節選文本
═══

達學堂·答疑討論
Q:看到免疫組化關于陽性對照設置的共識里都提到陽性對照要使用正常表達的組織做對照,以利于表達穩定,且易于實現重復性(室內質控最重要控制就是重現性,也就是室內質控控制的精密度),為什么PDL1反而不能使用正常表達PDL1的扁桃體做對照呢?依據是什么,如果使用已知癌組織做對照,如何實現芯片間重復性?
答:按照正常設置對照的話,要求是有梯度地設置對照,像胎盤是非常高的表達,個人覺得如果要用到PD-L1、her-2這種按照1+、2+強弱不等的、數量不等的不太合適,對于扁桃體來說有優勢,有強也有弱的。這個可以用做對照,但不建議單獨用做對照,因為有些用實驗室自建的方法扁桃體做得非常好的,但是在病變組織里面并不能呈現出一個準確的結果。所以說單純地使用扁桃體建議不要這樣使用。
Q:在無法獲取組織的情況下,通過外周血循環腫瘤細胞分選出CTC細胞做PD-L1檢測可以嗎?
答:如果無法獲取組織的話,只能作為研究性質的,因為PD-L1檢測主要是和臨床治療相關的。一,這個檢測是否可以直接用于組織檢測。二,如果沒有的,細胞學樣本包括胸腹水的,可以作為一個補充,對于循環腫瘤細胞進行檢測,可以預估一下。目前有文獻報導,但是指南里面沒有說,參考一下her-2等的檢測,可能也不會從循環腫瘤細胞里面去鑒別這些細胞,尤其是PD-L1除了腫瘤細胞之外還有一些免疫細胞,這是非常復雜的。
Q:遇到過一例90%都是鱗狀上皮癌,尿路上皮癌10%都不到,那還是打尿路上皮癌伴鱗狀分化?
答:是的,要報告尿路上皮癌伴有鱗狀分化,以鱗狀分化成分為主。
Q:乳頭狀結構病變乳頭融合的多少鑒別低級別癌和惡性潛能未定有意義嗎?
答:在乳頭融合和惡性潛能未定的尿路上皮腫瘤和低級別癌的鑒別來說,惡性潛能未定的尿路上皮腫瘤乳頭融合很少見,低級別的癌可以看到乳頭融合。更主要的區別在于細胞的異型性和排列的極性。如果有更多的乳頭融合,就要細心一點。
Q:尿路的鱗狀細胞癌多嗎?和伴異型的鱗狀分化怎么區分?如果腫瘤標記gata3-,pax8-,ck20-,旁邊尿路上皮有原位癌,可以報復合癌嗎?鱗癌。

═══

任務要求
請從上面的答疑節選中照原文抄錄一段,從“答:如果無法獲取組織的話,只”開始,到“Q:乳頭狀結構病變乳頭融合的多少鑒別低級別癌和惡性潛能未定有意義嗎?”結束。

═══

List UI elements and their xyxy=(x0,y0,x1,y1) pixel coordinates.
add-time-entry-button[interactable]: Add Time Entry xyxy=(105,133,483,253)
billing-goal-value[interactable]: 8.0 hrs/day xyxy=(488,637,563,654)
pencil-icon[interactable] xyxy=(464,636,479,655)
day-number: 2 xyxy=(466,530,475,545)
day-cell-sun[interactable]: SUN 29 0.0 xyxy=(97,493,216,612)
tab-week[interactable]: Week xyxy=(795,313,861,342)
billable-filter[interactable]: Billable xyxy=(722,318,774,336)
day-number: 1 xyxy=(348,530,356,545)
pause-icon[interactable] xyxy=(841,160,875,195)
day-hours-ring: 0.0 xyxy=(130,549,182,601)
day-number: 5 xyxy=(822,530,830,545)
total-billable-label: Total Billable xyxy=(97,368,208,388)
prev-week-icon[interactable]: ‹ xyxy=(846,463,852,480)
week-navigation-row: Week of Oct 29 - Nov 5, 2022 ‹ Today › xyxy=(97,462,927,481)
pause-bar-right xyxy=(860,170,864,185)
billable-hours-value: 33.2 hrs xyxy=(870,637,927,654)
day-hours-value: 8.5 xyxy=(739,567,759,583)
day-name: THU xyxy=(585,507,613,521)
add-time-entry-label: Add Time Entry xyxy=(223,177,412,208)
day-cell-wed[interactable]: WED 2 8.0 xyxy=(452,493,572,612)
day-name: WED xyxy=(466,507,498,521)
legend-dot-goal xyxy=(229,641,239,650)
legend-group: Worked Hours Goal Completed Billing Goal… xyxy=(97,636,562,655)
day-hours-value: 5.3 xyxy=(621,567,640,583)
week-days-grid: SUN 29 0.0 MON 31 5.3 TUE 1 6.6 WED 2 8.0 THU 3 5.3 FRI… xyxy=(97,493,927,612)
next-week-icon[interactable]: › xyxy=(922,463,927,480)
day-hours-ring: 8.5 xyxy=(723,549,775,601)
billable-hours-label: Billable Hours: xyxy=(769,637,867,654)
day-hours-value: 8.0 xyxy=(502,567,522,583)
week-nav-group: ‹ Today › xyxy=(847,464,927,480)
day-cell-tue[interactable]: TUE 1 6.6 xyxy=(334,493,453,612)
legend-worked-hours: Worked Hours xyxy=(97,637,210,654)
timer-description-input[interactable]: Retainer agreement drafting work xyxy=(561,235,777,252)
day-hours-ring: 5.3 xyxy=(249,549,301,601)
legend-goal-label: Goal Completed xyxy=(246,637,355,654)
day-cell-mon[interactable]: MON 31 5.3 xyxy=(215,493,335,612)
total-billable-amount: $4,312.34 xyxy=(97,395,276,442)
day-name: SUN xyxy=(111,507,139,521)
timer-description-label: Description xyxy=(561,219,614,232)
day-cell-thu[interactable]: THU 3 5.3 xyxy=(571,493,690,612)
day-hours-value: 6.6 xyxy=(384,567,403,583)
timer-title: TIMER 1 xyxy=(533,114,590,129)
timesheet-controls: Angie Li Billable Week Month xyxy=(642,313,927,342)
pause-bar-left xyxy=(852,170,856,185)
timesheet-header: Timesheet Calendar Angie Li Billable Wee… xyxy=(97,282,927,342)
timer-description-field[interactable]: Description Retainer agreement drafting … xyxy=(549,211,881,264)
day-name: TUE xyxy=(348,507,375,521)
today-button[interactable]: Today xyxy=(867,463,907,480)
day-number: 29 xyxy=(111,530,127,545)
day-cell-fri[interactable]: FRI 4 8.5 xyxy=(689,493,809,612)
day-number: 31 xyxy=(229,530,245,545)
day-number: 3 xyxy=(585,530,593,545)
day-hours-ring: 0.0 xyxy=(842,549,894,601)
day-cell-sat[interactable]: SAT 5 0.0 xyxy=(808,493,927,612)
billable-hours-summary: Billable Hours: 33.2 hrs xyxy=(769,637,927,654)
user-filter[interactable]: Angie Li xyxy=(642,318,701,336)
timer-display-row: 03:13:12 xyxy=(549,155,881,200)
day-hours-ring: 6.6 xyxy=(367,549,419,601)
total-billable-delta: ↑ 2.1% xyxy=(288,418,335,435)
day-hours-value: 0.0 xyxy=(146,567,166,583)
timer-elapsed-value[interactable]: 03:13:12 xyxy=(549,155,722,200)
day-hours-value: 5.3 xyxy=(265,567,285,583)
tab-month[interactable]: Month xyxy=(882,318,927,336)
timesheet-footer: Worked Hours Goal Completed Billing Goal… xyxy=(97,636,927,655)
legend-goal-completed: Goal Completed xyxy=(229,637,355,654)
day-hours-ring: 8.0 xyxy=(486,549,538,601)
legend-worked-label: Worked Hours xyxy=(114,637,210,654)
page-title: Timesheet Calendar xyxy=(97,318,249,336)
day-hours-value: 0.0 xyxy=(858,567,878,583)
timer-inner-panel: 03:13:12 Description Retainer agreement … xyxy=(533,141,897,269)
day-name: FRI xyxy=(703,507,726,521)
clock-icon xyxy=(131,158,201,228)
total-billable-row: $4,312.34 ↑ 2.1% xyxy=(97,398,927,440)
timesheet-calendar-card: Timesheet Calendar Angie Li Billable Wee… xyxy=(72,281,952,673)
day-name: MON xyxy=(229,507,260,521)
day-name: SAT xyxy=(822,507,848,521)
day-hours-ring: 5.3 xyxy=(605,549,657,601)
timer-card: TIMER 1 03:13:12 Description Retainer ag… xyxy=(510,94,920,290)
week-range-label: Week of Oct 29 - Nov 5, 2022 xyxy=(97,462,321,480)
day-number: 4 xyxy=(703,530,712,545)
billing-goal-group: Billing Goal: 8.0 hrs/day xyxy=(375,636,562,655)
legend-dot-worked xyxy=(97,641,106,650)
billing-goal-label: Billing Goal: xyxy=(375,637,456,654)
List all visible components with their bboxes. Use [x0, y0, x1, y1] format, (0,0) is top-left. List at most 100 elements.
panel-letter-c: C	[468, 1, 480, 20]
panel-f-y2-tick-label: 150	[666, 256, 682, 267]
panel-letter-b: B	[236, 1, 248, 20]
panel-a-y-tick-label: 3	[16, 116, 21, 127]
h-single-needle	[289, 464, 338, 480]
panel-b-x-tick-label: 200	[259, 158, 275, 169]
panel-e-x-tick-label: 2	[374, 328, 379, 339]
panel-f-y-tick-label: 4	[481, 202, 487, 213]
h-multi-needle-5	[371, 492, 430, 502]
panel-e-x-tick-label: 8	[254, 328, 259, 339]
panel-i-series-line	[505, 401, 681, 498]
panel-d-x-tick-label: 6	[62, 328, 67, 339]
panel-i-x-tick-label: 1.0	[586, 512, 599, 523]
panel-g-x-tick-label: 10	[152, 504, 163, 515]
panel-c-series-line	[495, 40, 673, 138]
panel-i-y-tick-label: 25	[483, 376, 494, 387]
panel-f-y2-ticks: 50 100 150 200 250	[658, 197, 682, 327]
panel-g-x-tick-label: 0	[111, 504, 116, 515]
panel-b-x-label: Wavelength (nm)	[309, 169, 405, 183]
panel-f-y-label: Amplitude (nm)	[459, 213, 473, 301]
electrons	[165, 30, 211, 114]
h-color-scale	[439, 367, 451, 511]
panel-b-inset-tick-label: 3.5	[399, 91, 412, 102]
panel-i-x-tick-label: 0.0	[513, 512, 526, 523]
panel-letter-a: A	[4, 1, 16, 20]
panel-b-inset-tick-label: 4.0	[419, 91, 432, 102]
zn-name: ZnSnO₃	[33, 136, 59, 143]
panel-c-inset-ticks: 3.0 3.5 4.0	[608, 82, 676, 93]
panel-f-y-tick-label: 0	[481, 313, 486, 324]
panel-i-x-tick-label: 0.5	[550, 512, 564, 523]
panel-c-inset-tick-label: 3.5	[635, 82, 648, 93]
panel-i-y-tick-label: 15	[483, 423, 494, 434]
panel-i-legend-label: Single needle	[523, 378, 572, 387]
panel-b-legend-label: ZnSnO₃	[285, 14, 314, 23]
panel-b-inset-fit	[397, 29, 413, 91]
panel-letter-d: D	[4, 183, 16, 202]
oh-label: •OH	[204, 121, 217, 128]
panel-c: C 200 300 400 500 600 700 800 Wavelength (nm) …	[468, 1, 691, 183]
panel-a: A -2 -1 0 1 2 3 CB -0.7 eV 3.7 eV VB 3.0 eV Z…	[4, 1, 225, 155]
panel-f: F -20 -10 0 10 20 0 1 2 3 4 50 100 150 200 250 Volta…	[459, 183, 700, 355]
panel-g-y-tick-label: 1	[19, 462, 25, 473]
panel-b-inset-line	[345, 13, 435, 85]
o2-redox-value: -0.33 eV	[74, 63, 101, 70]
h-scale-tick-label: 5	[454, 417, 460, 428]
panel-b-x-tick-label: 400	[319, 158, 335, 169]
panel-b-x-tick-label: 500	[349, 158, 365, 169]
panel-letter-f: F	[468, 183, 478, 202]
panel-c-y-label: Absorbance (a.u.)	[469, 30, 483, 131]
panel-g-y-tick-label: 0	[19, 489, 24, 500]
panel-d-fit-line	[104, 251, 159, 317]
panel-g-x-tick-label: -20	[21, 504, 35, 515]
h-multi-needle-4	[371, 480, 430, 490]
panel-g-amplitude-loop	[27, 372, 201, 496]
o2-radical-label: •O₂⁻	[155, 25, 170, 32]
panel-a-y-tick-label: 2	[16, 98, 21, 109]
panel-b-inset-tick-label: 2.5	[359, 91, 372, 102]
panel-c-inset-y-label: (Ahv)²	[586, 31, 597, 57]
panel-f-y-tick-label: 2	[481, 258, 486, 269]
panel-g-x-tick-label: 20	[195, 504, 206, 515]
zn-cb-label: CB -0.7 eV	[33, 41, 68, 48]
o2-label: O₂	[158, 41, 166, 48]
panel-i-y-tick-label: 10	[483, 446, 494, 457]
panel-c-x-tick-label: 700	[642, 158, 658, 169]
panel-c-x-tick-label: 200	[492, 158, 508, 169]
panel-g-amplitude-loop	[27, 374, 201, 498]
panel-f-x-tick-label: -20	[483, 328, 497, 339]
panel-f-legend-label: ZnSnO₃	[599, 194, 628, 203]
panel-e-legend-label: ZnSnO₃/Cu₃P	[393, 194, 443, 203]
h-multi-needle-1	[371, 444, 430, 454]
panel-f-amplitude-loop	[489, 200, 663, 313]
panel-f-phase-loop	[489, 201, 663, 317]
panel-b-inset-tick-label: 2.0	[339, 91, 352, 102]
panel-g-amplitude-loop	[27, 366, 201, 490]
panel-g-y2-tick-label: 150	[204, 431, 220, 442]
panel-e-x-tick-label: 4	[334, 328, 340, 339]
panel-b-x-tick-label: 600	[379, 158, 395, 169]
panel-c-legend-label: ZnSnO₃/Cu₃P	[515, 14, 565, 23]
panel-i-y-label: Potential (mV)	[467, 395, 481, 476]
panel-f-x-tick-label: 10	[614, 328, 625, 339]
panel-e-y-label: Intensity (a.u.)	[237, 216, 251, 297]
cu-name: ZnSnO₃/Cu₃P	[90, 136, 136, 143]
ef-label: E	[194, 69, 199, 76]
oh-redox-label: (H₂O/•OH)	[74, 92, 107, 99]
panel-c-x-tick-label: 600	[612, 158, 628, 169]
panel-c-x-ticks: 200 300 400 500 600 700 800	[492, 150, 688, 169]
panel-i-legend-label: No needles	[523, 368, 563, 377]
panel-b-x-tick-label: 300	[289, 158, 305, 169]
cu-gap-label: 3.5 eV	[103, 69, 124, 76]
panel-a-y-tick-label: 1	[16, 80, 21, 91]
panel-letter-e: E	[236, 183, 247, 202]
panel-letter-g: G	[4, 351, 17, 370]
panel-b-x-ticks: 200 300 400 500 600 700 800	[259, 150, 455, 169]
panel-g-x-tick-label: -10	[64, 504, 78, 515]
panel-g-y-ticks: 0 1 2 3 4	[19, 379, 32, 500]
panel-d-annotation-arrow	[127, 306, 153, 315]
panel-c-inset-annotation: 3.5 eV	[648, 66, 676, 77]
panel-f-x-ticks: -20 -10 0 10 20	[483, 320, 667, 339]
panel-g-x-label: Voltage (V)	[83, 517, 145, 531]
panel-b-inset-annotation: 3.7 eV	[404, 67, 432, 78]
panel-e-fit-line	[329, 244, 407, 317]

═══

參考答案
答:如果無法獲取組織的話,只能作為研究性質的,因為PD-L1檢測主要是和臨床治療相關的。一,這個檢測是否可以直接用于組織檢測。二,如果沒有的,細胞學樣本包括胸腹水的,可以作為一個補充,對于循環腫瘤細胞進行檢測,可以預估一下。目前有文獻報導,但是指南里面沒有說,參考一下her-2等的檢測,可能也不會從循環腫瘤細胞里面去鑒別這些細胞,尤其是PD-L1除了腫瘤細胞之外還有一些免疫細胞,這是非常復雜的。
Q:遇到過一例90%都是鱗狀上皮癌,尿路上皮癌10%都不到,那還是打尿路上皮癌伴鱗狀分化?
答:是的,要報告尿路上皮癌伴有鱗狀分化,以鱗狀分化成分為主。
Q:乳頭狀結構病變乳頭融合的多少鑒別低級別癌和惡性潛能未定有意義嗎?